Work required =>
Reproduce the lines of the material exactly, excluding every image.

(Saved entries)
((
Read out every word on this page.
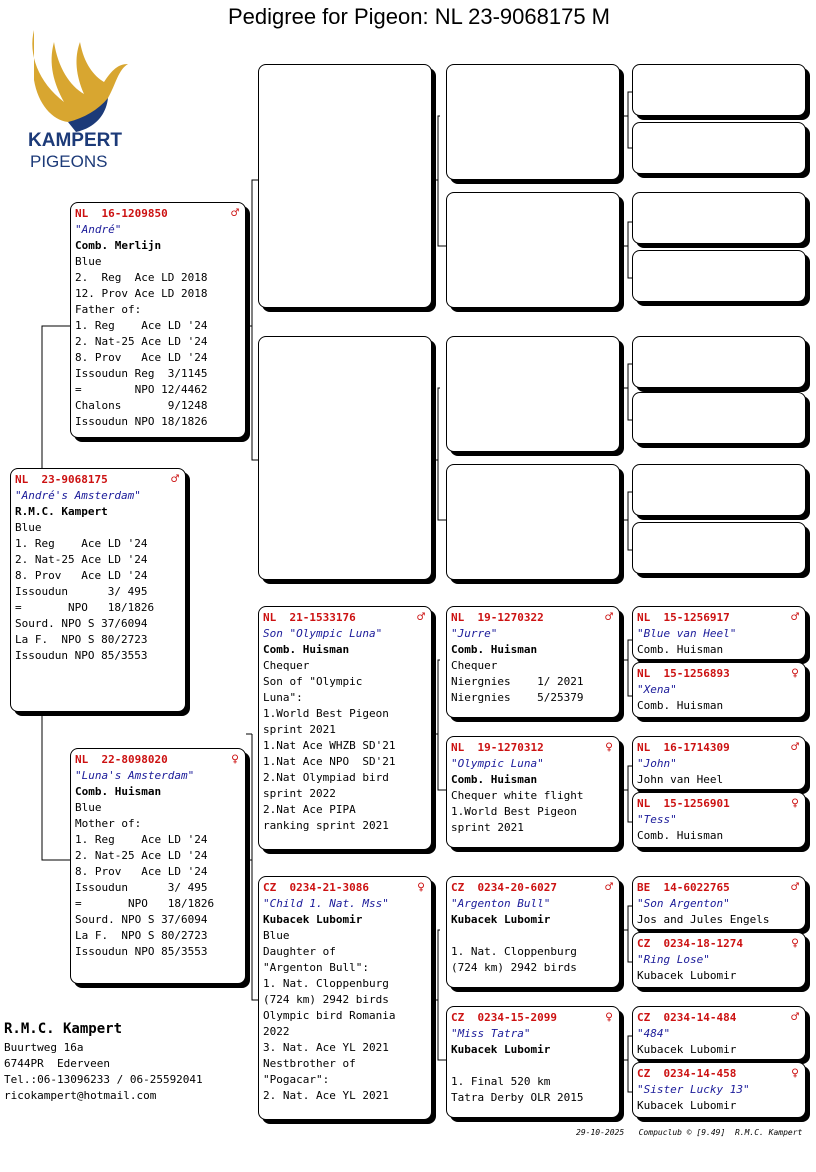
Pedigree for Pigeon: NL 23-9068175 M
KAMPERT
PIGEONS
NL  16-1209850	♂
"André"
Comb. Merlijn
Blue
2.  Reg  Ace LD 2018
12. Prov Ace LD 2018
Father of:
1. Reg    Ace LD '24
2. Nat-25 Ace LD '24
8. Prov   Ace LD '24
Issoudun Reg  3/1145
=        NPO 12/4462
Chalons       9/1248
Issoudun NPO 18/1826
NL  23-9068175	♂
"André's Amsterdam"
R.M.C. Kampert
Blue
1. Reg    Ace LD '24
2. Nat-25 Ace LD '24
8. Prov   Ace LD '24
Issoudun      3/ 495
=       NPO   18/1826
Sourd. NPO S 37/6094
La F.  NPO S 80/2723
Issoudun NPO 85/3553
NL  22-8098020	♀
"Luna's Amsterdam"
Comb. Huisman
Blue
Mother of:
1. Reg    Ace LD '24
2. Nat-25 Ace LD '24
8. Prov   Ace LD '24
Issoudun      3/ 495
=       NPO   18/1826
Sourd. NPO S 37/6094
La F.  NPO S 80/2723
Issoudun NPO 85/3553
NL  21-1533176	♂
Son "Olympic Luna"
Comb. Huisman
Chequer
Son of "Olympic
Luna":
1.World Best Pigeon
sprint 2021
1.Nat Ace WHZB SD'21
1.Nat Ace NPO  SD'21
2.Nat Olympiad bird
sprint 2022
2.Nat Ace PIPA
ranking sprint 2021
CZ  0234-21-3086	♀
"Child 1. Nat. Mss"
Kubacek Lubomir
Blue
Daughter of
"Argenton Bull":
1. Nat. Cloppenburg
(724 km) 2942 birds
Olympic bird Romania
2022
3. Nat. Ace YL 2021
Nestbrother of
"Pogacar":
2. Nat. Ace YL 2021
NL  19-1270322	♂
"Jurre"
Comb. Huisman
Chequer
Niergnies    1/ 2021
Niergnies    5/25379
NL  19-1270312	♀
"Olympic Luna"
Comb. Huisman
Chequer white flight
1.World Best Pigeon
sprint 2021
CZ  0234-20-6027	♂
"Argenton Bull"
Kubacek Lubomir
1. Nat. Cloppenburg
(724 km) 2942 birds
CZ  0234-15-2099	♀
"Miss Tatra"
Kubacek Lubomir
1. Final 520 km
Tatra Derby OLR 2015
NL  15-1256917	♂
"Blue van Heel"
Comb. Huisman
NL  15-1256893	♀
"Xena"
Comb. Huisman
NL  16-1714309	♂
"John"
John van Heel
NL  15-1256901	♀
"Tess"
Comb. Huisman
BE  14-6022765	♂
"Son Argenton"
Jos and Jules Engels
CZ  0234-18-1274	♀
"Ring Lose"
Kubacek Lubomir
CZ  0234-14-484	♂
"484"
Kubacek Lubomir
CZ  0234-14-458	♀
"Sister Lucky 13"
Kubacek Lubomir
R.M.C. Kampert
Buurtweg 16a
6744PR  Ederveen
Tel.:06-13096233 / 06-25592041
ricokampert@hotmail.com
29-10-2025   Compuclub © [9.49]  R.M.C. Kampert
))
Complete answer =>
Read out every word on this page.
Pedigree for Pigeon: NL 23-9068175 M
KAMPERT
PIGEONS
NL  16-1209850	♂
"André"
Comb. Merlijn
Blue
2.  Reg  Ace LD 2018
12. Prov Ace LD 2018
Father of:
1. Reg    Ace LD '24
2. Nat-25 Ace LD '24
8. Prov   Ace LD '24
Issoudun Reg  3/1145
=        NPO 12/4462
Chalons       9/1248
Issoudun NPO 18/1826
NL  23-9068175	♂
"André's Amsterdam"
R.M.C. Kampert
Blue
1. Reg    Ace LD '24
2. Nat-25 Ace LD '24
8. Prov   Ace LD '24
Issoudun      3/ 495
=       NPO   18/1826
Sourd. NPO S 37/6094
La F.  NPO S 80/2723
Issoudun NPO 85/3553
NL  22-8098020	♀
"Luna's Amsterdam"
Comb. Huisman
Blue
Mother of:
1. Reg    Ace LD '24
2. Nat-25 Ace LD '24
8. Prov   Ace LD '24
Issoudun      3/ 495
=       NPO   18/1826
Sourd. NPO S 37/6094
La F.  NPO S 80/2723
Issoudun NPO 85/3553
NL  21-1533176	♂
Son "Olympic Luna"
Comb. Huisman
Chequer
Son of "Olympic
Luna":
1.World Best Pigeon
sprint 2021
1.Nat Ace WHZB SD'21
1.Nat Ace NPO  SD'21
2.Nat Olympiad bird
sprint 2022
2.Nat Ace PIPA
ranking sprint 2021
CZ  0234-21-3086	♀
"Child 1. Nat. Mss"
Kubacek Lubomir
Blue
Daughter of
"Argenton Bull":
1. Nat. Cloppenburg
(724 km) 2942 birds
Olympic bird Romania
2022
3. Nat. Ace YL 2021
Nestbrother of
"Pogacar":
2. Nat. Ace YL 2021
NL  19-1270322	♂
"Jurre"
Comb. Huisman
Chequer
Niergnies    1/ 2021
Niergnies    5/25379
NL  19-1270312	♀
"Olympic Luna"
Comb. Huisman
Chequer white flight
1.World Best Pigeon
sprint 2021
CZ  0234-20-6027	♂
"Argenton Bull"
Kubacek Lubomir
1. Nat. Cloppenburg
(724 km) 2942 birds
CZ  0234-15-2099	♀
"Miss Tatra"
Kubacek Lubomir
1. Final 520 km
Tatra Derby OLR 2015
NL  15-1256917	♂
"Blue van Heel"
Comb. Huisman
NL  15-1256893	♀
"Xena"
Comb. Huisman
NL  16-1714309	♂
"John"
John van Heel
NL  15-1256901	♀
"Tess"
Comb. Huisman
BE  14-6022765	♂
"Son Argenton"
Jos and Jules Engels
CZ  0234-18-1274	♀
"Ring Lose"
Kubacek Lubomir
CZ  0234-14-484	♂
"484"
Kubacek Lubomir
CZ  0234-14-458	♀
"Sister Lucky 13"
Kubacek Lubomir
R.M.C. Kampert
Buurtweg 16a
6744PR  Ederveen
Tel.:06-13096233 / 06-25592041
ricokampert@hotmail.com
29-10-2025   Compuclub © [9.49]  R.M.C. Kampert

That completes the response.